*OBJECTIVE*
Spot each line in the records below where the word "JSON" occurs, then copy it.

+++

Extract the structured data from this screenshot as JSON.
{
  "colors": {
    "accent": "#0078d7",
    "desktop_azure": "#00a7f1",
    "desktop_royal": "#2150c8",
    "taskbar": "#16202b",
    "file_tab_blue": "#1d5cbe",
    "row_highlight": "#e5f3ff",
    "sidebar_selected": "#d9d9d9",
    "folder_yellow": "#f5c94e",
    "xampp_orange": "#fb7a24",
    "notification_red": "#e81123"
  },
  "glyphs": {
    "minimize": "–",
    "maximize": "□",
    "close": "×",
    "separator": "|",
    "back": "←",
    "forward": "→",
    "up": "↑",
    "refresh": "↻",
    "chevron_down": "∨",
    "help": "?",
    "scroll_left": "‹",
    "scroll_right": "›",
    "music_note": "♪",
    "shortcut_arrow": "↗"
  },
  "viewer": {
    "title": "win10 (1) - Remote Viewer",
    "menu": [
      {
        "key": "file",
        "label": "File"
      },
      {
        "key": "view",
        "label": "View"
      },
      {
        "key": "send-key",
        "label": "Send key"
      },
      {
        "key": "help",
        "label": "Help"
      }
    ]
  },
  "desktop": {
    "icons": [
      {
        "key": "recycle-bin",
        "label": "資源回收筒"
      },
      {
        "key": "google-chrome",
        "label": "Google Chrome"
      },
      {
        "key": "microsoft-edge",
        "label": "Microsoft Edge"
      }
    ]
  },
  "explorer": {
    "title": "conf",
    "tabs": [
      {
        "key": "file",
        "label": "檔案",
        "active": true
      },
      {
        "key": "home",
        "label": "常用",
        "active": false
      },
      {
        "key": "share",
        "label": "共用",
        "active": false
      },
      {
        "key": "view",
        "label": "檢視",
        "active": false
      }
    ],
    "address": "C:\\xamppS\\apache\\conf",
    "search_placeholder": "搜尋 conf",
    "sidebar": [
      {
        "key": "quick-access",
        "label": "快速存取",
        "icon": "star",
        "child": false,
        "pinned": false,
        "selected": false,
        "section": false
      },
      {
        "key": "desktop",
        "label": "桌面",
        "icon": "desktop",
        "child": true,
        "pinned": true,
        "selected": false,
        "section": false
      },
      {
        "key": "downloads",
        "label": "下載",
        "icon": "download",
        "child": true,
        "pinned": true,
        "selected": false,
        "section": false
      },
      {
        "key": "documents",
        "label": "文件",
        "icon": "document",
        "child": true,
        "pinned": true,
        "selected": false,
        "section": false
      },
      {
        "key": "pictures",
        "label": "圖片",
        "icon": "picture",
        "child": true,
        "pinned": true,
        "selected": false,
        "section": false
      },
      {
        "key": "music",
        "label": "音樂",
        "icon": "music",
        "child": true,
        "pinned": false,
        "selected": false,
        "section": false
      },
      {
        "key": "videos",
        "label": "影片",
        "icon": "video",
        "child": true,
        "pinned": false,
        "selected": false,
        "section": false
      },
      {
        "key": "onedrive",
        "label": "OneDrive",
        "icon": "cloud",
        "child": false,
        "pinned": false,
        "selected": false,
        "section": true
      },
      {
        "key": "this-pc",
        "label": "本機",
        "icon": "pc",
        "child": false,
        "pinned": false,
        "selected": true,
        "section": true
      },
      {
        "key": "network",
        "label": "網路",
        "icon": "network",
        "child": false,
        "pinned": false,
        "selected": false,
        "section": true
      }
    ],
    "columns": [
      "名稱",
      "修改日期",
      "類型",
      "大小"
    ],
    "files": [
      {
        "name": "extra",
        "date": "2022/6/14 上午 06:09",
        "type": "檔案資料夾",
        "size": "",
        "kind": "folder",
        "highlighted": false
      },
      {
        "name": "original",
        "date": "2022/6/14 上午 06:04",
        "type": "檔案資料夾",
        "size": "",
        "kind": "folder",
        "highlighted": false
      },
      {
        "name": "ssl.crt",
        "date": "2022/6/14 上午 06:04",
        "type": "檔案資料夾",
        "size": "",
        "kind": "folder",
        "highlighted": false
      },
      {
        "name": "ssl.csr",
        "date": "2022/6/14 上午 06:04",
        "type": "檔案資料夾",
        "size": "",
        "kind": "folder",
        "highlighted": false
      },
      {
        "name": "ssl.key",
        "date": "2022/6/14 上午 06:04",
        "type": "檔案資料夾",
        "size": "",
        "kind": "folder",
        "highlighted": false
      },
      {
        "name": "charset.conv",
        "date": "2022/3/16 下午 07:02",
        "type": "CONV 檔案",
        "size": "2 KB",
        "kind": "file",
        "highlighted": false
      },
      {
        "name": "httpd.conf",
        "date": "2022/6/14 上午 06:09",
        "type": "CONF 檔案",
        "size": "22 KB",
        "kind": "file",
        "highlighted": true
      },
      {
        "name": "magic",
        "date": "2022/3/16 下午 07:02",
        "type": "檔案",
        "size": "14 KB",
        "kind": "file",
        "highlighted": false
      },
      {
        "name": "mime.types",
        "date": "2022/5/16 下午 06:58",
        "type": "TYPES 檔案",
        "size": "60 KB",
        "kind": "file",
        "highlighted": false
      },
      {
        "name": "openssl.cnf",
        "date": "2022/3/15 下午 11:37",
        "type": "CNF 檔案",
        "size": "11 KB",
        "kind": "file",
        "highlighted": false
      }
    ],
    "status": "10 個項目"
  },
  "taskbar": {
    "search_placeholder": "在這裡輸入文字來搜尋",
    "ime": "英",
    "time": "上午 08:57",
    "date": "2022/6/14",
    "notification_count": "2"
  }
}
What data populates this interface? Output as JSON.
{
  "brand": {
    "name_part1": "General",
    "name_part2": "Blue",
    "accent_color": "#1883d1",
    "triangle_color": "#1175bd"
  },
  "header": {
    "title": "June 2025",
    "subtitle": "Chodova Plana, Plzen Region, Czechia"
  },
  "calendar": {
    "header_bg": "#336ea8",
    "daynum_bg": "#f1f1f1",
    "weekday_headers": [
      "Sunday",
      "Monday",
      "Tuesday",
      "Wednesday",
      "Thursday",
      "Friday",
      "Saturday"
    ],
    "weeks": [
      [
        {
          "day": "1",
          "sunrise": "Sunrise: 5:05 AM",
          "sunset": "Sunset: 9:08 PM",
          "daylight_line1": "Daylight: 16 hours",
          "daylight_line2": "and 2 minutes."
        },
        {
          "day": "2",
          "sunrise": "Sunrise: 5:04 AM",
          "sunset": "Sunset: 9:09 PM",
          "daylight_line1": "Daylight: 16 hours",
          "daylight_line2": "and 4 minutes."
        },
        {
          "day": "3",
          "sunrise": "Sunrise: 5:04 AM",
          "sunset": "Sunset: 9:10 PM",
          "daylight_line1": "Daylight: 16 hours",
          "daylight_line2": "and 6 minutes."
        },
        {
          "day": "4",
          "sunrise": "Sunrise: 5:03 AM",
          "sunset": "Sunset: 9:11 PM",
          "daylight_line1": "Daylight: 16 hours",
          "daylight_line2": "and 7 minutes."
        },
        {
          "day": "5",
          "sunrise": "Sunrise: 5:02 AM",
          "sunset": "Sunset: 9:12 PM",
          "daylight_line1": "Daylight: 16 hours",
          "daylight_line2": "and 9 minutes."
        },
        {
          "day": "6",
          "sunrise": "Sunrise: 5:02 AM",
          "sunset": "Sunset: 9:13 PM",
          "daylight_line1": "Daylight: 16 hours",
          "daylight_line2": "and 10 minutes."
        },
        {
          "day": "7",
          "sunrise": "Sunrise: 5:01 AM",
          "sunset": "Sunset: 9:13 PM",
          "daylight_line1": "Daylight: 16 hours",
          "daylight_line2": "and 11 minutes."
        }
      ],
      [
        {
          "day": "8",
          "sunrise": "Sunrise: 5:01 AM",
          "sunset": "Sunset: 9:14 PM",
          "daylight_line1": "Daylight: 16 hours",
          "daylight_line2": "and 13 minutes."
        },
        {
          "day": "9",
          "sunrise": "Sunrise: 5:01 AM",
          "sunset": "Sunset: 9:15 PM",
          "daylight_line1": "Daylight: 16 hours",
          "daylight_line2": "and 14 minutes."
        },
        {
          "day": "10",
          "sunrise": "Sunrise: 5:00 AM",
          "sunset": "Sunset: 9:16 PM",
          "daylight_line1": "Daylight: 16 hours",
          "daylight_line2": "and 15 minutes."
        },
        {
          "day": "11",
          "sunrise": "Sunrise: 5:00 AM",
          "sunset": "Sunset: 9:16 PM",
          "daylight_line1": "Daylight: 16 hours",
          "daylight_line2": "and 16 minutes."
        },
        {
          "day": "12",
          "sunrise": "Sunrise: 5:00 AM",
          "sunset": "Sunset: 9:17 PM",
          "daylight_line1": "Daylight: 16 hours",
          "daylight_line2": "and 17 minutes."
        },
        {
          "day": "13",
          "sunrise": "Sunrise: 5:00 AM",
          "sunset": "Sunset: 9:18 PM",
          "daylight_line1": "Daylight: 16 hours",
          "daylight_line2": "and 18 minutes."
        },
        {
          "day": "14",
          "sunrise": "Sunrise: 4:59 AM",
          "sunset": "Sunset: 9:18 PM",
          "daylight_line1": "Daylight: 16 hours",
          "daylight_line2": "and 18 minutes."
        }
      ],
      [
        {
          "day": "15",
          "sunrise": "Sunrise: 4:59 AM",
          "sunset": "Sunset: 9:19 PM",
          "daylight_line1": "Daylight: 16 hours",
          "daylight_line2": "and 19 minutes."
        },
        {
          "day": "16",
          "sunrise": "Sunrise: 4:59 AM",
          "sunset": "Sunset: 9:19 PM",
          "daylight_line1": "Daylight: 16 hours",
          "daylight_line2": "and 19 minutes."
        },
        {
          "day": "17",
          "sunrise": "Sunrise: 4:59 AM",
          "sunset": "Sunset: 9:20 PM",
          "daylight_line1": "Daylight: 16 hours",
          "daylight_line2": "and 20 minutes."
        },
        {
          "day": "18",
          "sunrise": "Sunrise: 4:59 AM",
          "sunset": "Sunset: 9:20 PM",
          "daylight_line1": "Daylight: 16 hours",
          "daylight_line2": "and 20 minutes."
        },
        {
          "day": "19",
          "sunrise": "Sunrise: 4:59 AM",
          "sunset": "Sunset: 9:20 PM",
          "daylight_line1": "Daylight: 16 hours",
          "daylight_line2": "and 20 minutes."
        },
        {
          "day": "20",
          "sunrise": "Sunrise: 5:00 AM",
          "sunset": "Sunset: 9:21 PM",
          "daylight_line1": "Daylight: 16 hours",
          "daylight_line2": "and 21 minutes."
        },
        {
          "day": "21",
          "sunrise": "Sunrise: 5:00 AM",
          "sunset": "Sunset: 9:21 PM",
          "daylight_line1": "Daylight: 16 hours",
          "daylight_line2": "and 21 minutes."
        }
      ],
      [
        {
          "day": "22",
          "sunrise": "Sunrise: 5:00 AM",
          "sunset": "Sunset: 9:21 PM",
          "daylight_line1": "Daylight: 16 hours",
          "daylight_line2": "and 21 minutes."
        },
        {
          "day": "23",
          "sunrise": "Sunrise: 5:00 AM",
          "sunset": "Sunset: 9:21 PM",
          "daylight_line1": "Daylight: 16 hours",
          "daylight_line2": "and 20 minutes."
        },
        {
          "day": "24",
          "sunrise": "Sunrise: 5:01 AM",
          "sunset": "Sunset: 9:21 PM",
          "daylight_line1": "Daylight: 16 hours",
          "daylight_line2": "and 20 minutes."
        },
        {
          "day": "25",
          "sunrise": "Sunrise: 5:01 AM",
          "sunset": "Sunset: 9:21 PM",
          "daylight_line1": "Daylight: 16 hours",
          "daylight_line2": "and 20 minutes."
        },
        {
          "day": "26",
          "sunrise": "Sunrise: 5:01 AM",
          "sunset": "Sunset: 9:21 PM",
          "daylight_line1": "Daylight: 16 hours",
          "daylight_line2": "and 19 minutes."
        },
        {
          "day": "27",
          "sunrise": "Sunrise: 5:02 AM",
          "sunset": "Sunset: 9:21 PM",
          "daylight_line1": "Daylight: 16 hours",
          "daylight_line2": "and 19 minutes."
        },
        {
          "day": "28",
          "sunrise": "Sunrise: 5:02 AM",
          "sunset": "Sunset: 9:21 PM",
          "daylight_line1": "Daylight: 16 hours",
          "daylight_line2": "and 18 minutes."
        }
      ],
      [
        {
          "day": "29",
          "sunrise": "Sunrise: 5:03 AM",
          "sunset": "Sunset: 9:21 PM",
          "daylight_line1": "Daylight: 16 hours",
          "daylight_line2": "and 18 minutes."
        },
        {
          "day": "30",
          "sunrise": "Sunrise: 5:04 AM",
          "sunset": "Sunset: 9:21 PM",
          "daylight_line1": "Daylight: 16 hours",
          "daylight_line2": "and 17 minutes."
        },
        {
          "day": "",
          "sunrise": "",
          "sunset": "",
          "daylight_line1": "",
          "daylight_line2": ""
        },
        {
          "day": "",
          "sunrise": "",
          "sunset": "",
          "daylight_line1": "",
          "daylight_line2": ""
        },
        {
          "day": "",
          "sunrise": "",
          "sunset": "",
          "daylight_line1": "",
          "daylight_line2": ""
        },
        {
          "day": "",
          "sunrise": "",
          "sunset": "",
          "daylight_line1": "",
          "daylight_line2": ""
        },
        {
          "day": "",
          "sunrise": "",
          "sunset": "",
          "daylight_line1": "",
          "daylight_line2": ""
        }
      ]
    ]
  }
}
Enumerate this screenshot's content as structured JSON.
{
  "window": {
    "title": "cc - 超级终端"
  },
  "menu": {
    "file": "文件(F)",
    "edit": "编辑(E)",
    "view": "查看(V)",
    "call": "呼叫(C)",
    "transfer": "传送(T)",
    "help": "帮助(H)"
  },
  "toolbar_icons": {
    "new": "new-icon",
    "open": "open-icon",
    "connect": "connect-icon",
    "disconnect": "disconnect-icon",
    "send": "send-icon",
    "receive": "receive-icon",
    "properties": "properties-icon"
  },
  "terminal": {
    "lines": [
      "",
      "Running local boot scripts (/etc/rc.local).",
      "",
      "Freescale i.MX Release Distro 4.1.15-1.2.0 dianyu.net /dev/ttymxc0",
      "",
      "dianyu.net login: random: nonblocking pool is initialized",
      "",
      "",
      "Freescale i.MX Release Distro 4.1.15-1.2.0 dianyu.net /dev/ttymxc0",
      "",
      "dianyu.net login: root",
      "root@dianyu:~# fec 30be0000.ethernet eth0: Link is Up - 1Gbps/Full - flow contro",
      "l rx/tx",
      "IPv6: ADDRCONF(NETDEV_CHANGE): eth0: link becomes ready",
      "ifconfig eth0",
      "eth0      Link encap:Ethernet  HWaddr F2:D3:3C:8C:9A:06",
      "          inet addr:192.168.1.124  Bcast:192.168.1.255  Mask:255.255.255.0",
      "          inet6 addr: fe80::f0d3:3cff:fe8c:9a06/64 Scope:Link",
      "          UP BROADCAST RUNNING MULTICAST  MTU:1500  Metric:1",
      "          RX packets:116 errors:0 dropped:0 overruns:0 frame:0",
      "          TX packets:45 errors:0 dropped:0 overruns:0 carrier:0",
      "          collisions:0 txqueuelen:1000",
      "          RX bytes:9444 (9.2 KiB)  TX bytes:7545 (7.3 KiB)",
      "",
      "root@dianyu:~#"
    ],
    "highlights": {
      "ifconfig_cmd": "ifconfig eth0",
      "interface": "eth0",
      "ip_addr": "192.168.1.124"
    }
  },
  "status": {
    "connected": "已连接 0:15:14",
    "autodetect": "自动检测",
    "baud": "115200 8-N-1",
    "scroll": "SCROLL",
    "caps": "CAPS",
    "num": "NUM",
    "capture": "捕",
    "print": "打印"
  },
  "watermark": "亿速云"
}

+++

*SOLUTION*
Extract the structured data from this screenshot as JSON.
What data populates this interface? Output as JSON.
Enumerate this screenshot's content as structured JSON.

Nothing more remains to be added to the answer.